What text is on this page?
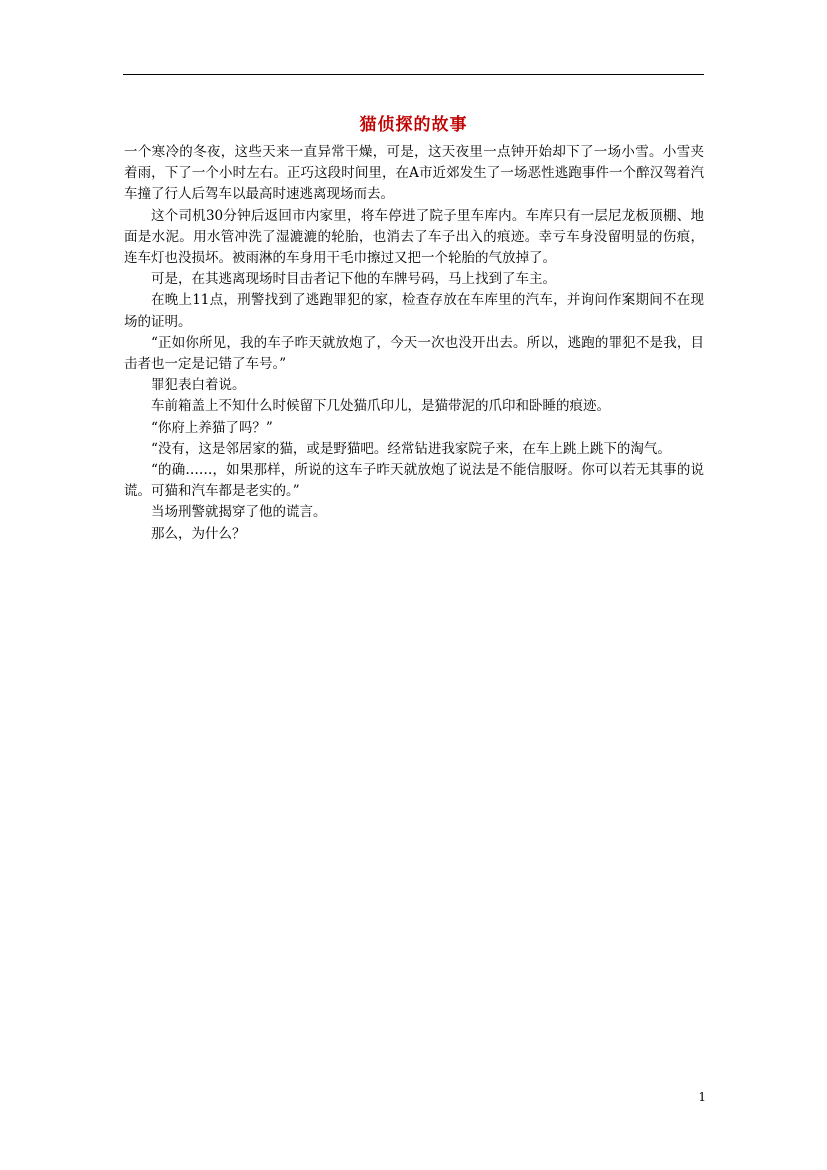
猫侦探的故事

一个寒冷的冬夜，这些天来一直异常干燥，可是，这天夜里一点钟开始却下了一场小雪。小雪夹着雨，下了一个小时左右。正巧这段时间里，在A市近郊发生了一场恶性逃跑事件一个醉汉驾着汽车撞了行人后驾车以最高时速逃离现场而去。

这个司机30分钟后返回市内家里，将车停进了院子里车库内。车库只有一层尼龙板顶棚、地面是水泥。用水管冲洗了湿漉漉的轮胎，也消去了车子出入的痕迹。幸亏车身没留明显的伤痕，连车灯也没损坏。被雨淋的车身用干毛巾擦过又把一个轮胎的气放掉了。

可是，在其逃离现场时目击者记下他的车牌号码，马上找到了车主。

在晚上11点，刑警找到了逃跑罪犯的家，检查存放在车库里的汽车，并询问作案期间不在现场的证明。

“正如你所见，我的车子昨天就放炮了，今天一次也没开出去。所以，逃跑的罪犯不是我，目击者也一定是记错了车号。”

罪犯表白着说。

车前箱盖上不知什么时候留下几处猫爪印儿，是猫带泥的爪印和卧睡的痕迹。

“你府上养猫了吗？”

“没有，这是邻居家的猫，或是野猫吧。经常钻进我家院子来，在车上跳上跳下的淘气。

“的确……，如果那样，所说的这车子昨天就放炮了说法是不能信服呀。你可以若无其事的说谎。可猫和汽车都是老实的。”

当场刑警就揭穿了他的谎言。

那么，为什么？

1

- [What to do]: Using the material above, set down every line exactly, but skip the pictures.

- [Exercise answer]:
What text is on this page?
猫侦探的故事

一个寒冷的冬夜，这些天来一直异常干燥，可是，这天夜里一点钟开始却下了一场小雪。小雪夹着雨，下了一个小时左右。正巧这段时间里，在A市近郊发生了一场恶性逃跑事件一个醉汉驾着汽车撞了行人后驾车以最高时速逃离现场而去。

这个司机30分钟后返回市内家里，将车停进了院子里车库内。车库只有一层尼龙板顶棚、地面是水泥。用水管冲洗了湿漉漉的轮胎，也消去了车子出入的痕迹。幸亏车身没留明显的伤痕，连车灯也没损坏。被雨淋的车身用干毛巾擦过又把一个轮胎的气放掉了。

可是，在其逃离现场时目击者记下他的车牌号码，马上找到了车主。

在晚上11点，刑警找到了逃跑罪犯的家，检查存放在车库里的汽车，并询问作案期间不在现场的证明。

“正如你所见，我的车子昨天就放炮了，今天一次也没开出去。所以，逃跑的罪犯不是我，目击者也一定是记错了车号。”

罪犯表白着说。

车前箱盖上不知什么时候留下几处猫爪印儿，是猫带泥的爪印和卧睡的痕迹。

“你府上养猫了吗？”

“没有，这是邻居家的猫，或是野猫吧。经常钻进我家院子来，在车上跳上跳下的淘气。

“的确……，如果那样，所说的这车子昨天就放炮了说法是不能信服呀。你可以若无其事的说谎。可猫和汽车都是老实的。”

当场刑警就揭穿了他的谎言。

那么，为什么？

1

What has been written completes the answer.